• _Given instruction_
Reproduce every one of the records below word for word, keeping each line as it is.

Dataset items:
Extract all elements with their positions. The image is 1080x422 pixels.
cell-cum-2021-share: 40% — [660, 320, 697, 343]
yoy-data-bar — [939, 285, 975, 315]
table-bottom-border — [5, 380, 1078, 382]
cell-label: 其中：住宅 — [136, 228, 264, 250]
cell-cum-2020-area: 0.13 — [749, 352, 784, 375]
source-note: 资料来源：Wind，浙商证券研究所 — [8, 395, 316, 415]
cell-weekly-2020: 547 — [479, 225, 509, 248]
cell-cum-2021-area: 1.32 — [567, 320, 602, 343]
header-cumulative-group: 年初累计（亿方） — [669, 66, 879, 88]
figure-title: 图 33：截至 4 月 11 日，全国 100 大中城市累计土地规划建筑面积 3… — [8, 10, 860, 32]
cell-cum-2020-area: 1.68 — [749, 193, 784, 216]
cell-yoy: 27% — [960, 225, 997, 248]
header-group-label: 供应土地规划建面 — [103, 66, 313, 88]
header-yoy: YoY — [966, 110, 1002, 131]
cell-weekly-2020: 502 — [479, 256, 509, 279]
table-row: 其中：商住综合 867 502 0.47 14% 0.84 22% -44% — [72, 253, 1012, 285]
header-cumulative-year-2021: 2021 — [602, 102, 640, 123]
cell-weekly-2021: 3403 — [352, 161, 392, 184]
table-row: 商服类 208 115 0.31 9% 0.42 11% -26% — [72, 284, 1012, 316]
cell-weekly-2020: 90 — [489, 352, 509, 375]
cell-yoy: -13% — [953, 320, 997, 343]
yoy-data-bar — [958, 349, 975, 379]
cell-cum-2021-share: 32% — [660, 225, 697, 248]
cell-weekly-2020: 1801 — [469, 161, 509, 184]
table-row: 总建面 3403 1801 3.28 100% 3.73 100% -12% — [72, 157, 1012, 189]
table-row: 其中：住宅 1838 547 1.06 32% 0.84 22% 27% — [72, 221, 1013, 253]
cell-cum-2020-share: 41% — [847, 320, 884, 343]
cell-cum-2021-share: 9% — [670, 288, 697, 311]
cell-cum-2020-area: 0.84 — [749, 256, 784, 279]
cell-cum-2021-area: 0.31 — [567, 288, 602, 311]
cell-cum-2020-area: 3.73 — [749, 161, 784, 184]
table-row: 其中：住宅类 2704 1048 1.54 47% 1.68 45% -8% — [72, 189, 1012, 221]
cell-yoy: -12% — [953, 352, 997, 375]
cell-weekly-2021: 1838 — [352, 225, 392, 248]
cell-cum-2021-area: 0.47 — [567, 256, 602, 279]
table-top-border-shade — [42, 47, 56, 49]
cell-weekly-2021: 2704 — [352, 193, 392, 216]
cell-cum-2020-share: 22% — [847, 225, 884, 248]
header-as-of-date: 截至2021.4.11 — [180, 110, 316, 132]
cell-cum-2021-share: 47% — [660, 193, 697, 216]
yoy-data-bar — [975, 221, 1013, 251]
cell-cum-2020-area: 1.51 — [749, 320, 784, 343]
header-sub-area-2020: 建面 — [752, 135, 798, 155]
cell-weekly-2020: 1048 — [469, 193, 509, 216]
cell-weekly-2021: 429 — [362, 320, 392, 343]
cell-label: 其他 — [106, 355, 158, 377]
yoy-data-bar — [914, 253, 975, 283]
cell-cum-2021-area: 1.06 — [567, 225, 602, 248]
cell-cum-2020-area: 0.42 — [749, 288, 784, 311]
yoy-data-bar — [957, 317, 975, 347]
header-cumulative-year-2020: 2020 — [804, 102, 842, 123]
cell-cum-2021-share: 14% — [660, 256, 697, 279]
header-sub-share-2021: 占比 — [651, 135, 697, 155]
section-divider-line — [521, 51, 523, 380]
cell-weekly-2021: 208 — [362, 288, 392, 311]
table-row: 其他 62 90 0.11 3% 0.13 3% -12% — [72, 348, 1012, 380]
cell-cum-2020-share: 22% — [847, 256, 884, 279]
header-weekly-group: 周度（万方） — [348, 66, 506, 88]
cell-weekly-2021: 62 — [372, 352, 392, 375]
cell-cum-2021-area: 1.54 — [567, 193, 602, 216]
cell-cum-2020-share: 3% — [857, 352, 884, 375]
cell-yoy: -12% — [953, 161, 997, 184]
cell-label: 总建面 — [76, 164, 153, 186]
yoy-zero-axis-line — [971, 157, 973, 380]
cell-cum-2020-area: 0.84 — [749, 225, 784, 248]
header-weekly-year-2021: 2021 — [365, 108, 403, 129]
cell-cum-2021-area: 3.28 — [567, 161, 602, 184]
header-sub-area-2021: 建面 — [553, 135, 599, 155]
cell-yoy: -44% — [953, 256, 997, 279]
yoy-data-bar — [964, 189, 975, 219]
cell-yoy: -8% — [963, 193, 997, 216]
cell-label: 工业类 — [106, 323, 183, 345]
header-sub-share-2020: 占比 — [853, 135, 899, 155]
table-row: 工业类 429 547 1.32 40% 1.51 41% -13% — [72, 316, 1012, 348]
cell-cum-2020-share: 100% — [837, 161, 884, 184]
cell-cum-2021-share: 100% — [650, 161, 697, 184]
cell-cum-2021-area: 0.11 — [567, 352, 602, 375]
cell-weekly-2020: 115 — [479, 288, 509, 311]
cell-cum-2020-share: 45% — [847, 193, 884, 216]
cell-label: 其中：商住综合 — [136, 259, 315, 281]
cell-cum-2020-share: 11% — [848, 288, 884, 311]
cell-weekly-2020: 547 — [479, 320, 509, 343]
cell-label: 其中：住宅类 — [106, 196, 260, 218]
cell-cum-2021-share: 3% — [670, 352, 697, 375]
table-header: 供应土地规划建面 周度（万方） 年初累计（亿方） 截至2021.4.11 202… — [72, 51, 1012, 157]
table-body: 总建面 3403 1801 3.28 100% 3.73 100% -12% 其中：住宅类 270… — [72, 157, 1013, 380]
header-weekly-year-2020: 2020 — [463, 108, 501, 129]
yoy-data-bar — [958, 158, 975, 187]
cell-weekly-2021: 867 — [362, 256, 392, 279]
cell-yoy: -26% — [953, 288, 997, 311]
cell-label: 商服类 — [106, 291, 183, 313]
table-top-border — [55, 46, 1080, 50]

• _Written solution_
Extract all elements with their positions. The image is 1080x422 pixels.
cell-cum-2021-share: 40% — [660, 320, 697, 343]
yoy-data-bar — [939, 285, 975, 315]
table-bottom-border — [5, 380, 1078, 382]
cell-label: 其中：住宅 — [136, 228, 264, 250]
cell-cum-2020-area: 0.13 — [749, 352, 784, 375]
source-note: 资料来源：Wind，浙商证券研究所 — [8, 395, 316, 415]
cell-weekly-2020: 547 — [479, 225, 509, 248]
cell-cum-2021-area: 1.32 — [567, 320, 602, 343]
header-cumulative-group: 年初累计（亿方） — [669, 66, 879, 88]
figure-title: 图 33：截至 4 月 11 日，全国 100 大中城市累计土地规划建筑面积 3… — [8, 10, 860, 32]
cell-cum-2020-area: 1.68 — [749, 193, 784, 216]
cell-yoy: 27% — [960, 225, 997, 248]
header-group-label: 供应土地规划建面 — [103, 66, 313, 88]
header-yoy: YoY — [966, 110, 1002, 131]
cell-weekly-2020: 502 — [479, 256, 509, 279]
table-row: 其中：商住综合 867 502 0.47 14% 0.84 22% -44% — [72, 253, 1012, 285]
header-cumulative-year-2021: 2021 — [602, 102, 640, 123]
cell-weekly-2021: 3403 — [352, 161, 392, 184]
table-row: 商服类 208 115 0.31 9% 0.42 11% -26% — [72, 284, 1012, 316]
cell-weekly-2020: 90 — [489, 352, 509, 375]
cell-yoy: -13% — [953, 320, 997, 343]
yoy-data-bar — [958, 349, 975, 379]
cell-cum-2021-share: 32% — [660, 225, 697, 248]
cell-weekly-2020: 1801 — [469, 161, 509, 184]
table-row: 总建面 3403 1801 3.28 100% 3.73 100% -12% — [72, 157, 1012, 189]
table-row: 其中：住宅 1838 547 1.06 32% 0.84 22% 27% — [72, 221, 1013, 253]
cell-cum-2020-share: 41% — [847, 320, 884, 343]
cell-cum-2021-share: 9% — [670, 288, 697, 311]
cell-cum-2020-area: 0.84 — [749, 256, 784, 279]
cell-cum-2021-area: 0.31 — [567, 288, 602, 311]
cell-cum-2020-area: 3.73 — [749, 161, 784, 184]
table-row: 其中：住宅类 2704 1048 1.54 47% 1.68 45% -8% — [72, 189, 1012, 221]
cell-yoy: -12% — [953, 352, 997, 375]
cell-weekly-2021: 1838 — [352, 225, 392, 248]
cell-cum-2021-area: 0.47 — [567, 256, 602, 279]
table-top-border-shade — [42, 47, 56, 49]
cell-weekly-2021: 2704 — [352, 193, 392, 216]
cell-cum-2020-share: 22% — [847, 225, 884, 248]
header-as-of-date: 截至2021.4.11 — [180, 110, 316, 132]
cell-cum-2021-share: 47% — [660, 193, 697, 216]
yoy-data-bar — [975, 221, 1013, 251]
cell-cum-2020-area: 1.51 — [749, 320, 784, 343]
header-sub-area-2020: 建面 — [752, 135, 798, 155]
cell-weekly-2020: 1048 — [469, 193, 509, 216]
cell-weekly-2021: 429 — [362, 320, 392, 343]
cell-label: 其他 — [106, 355, 158, 377]
yoy-data-bar — [914, 253, 975, 283]
cell-cum-2021-area: 1.06 — [567, 225, 602, 248]
cell-cum-2020-area: 0.42 — [749, 288, 784, 311]
yoy-data-bar — [957, 317, 975, 347]
header-cumulative-year-2020: 2020 — [804, 102, 842, 123]
cell-cum-2021-share: 14% — [660, 256, 697, 279]
header-sub-share-2021: 占比 — [651, 135, 697, 155]
section-divider-line — [521, 51, 523, 380]
cell-weekly-2021: 208 — [362, 288, 392, 311]
table-row: 其他 62 90 0.11 3% 0.13 3% -12% — [72, 348, 1012, 380]
cell-cum-2020-share: 22% — [847, 256, 884, 279]
header-weekly-group: 周度（万方） — [348, 66, 506, 88]
cell-weekly-2021: 62 — [372, 352, 392, 375]
cell-cum-2021-area: 1.54 — [567, 193, 602, 216]
cell-cum-2020-share: 3% — [857, 352, 884, 375]
cell-yoy: -12% — [953, 161, 997, 184]
cell-label: 总建面 — [76, 164, 153, 186]
yoy-zero-axis-line — [971, 157, 973, 380]
cell-cum-2020-area: 0.84 — [749, 225, 784, 248]
header-weekly-year-2021: 2021 — [365, 108, 403, 129]
cell-cum-2021-area: 3.28 — [567, 161, 602, 184]
header-sub-area-2021: 建面 — [553, 135, 599, 155]
cell-yoy: -44% — [953, 256, 997, 279]
yoy-data-bar — [964, 189, 975, 219]
cell-yoy: -8% — [963, 193, 997, 216]
cell-label: 工业类 — [106, 323, 183, 345]
header-sub-share-2020: 占比 — [853, 135, 899, 155]
table-row: 工业类 429 547 1.32 40% 1.51 41% -13% — [72, 316, 1012, 348]
cell-cum-2020-share: 100% — [837, 161, 884, 184]
cell-cum-2021-share: 100% — [650, 161, 697, 184]
cell-cum-2021-area: 0.11 — [567, 352, 602, 375]
cell-weekly-2020: 115 — [479, 288, 509, 311]
cell-cum-2020-share: 45% — [847, 193, 884, 216]
cell-label: 其中：商住综合 — [136, 259, 315, 281]
cell-cum-2020-share: 11% — [848, 288, 884, 311]
cell-weekly-2020: 547 — [479, 320, 509, 343]
cell-label: 其中：住宅类 — [106, 196, 260, 218]
cell-cum-2021-share: 3% — [670, 352, 697, 375]
table-header: 供应土地规划建面 周度（万方） 年初累计（亿方） 截至2021.4.11 202… — [72, 51, 1012, 157]
table-body: 总建面 3403 1801 3.28 100% 3.73 100% -12% 其中：住宅类 270… — [72, 157, 1013, 380]
header-weekly-year-2020: 2020 — [463, 108, 501, 129]
yoy-data-bar — [958, 158, 975, 187]
cell-weekly-2021: 867 — [362, 256, 392, 279]
cell-yoy: -26% — [953, 288, 997, 311]
cell-label: 商服类 — [106, 291, 183, 313]
table-top-border — [55, 46, 1080, 50]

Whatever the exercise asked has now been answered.